[Records from a data source]
start
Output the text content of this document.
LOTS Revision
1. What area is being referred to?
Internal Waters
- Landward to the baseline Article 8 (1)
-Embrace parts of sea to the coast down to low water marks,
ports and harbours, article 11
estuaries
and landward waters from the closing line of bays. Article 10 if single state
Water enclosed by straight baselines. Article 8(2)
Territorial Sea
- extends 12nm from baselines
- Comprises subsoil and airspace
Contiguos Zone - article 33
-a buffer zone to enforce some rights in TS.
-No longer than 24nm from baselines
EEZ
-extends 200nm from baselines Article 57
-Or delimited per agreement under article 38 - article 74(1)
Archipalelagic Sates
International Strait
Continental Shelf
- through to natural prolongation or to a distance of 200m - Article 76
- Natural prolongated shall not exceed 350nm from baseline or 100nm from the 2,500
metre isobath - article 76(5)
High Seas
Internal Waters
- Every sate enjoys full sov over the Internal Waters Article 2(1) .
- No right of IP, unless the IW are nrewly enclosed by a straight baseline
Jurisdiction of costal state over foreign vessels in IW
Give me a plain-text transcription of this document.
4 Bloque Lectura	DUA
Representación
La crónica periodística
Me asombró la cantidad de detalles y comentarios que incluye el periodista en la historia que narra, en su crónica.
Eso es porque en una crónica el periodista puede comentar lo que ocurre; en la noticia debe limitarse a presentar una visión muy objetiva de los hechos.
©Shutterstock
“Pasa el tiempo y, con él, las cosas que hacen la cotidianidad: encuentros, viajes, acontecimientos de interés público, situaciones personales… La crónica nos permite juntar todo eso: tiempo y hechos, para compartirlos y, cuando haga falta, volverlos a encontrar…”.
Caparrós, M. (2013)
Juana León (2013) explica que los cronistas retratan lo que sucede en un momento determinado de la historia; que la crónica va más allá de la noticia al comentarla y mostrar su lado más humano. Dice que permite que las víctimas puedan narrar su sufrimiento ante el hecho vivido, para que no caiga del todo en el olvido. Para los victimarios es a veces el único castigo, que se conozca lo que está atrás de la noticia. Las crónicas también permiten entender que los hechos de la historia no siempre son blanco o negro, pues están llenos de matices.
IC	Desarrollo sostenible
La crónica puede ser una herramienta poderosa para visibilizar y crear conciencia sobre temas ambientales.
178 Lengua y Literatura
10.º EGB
end
Of the lines in the data, how many hold the string "text"? State the number, nothing else.

## FINISHED EXERCISE
2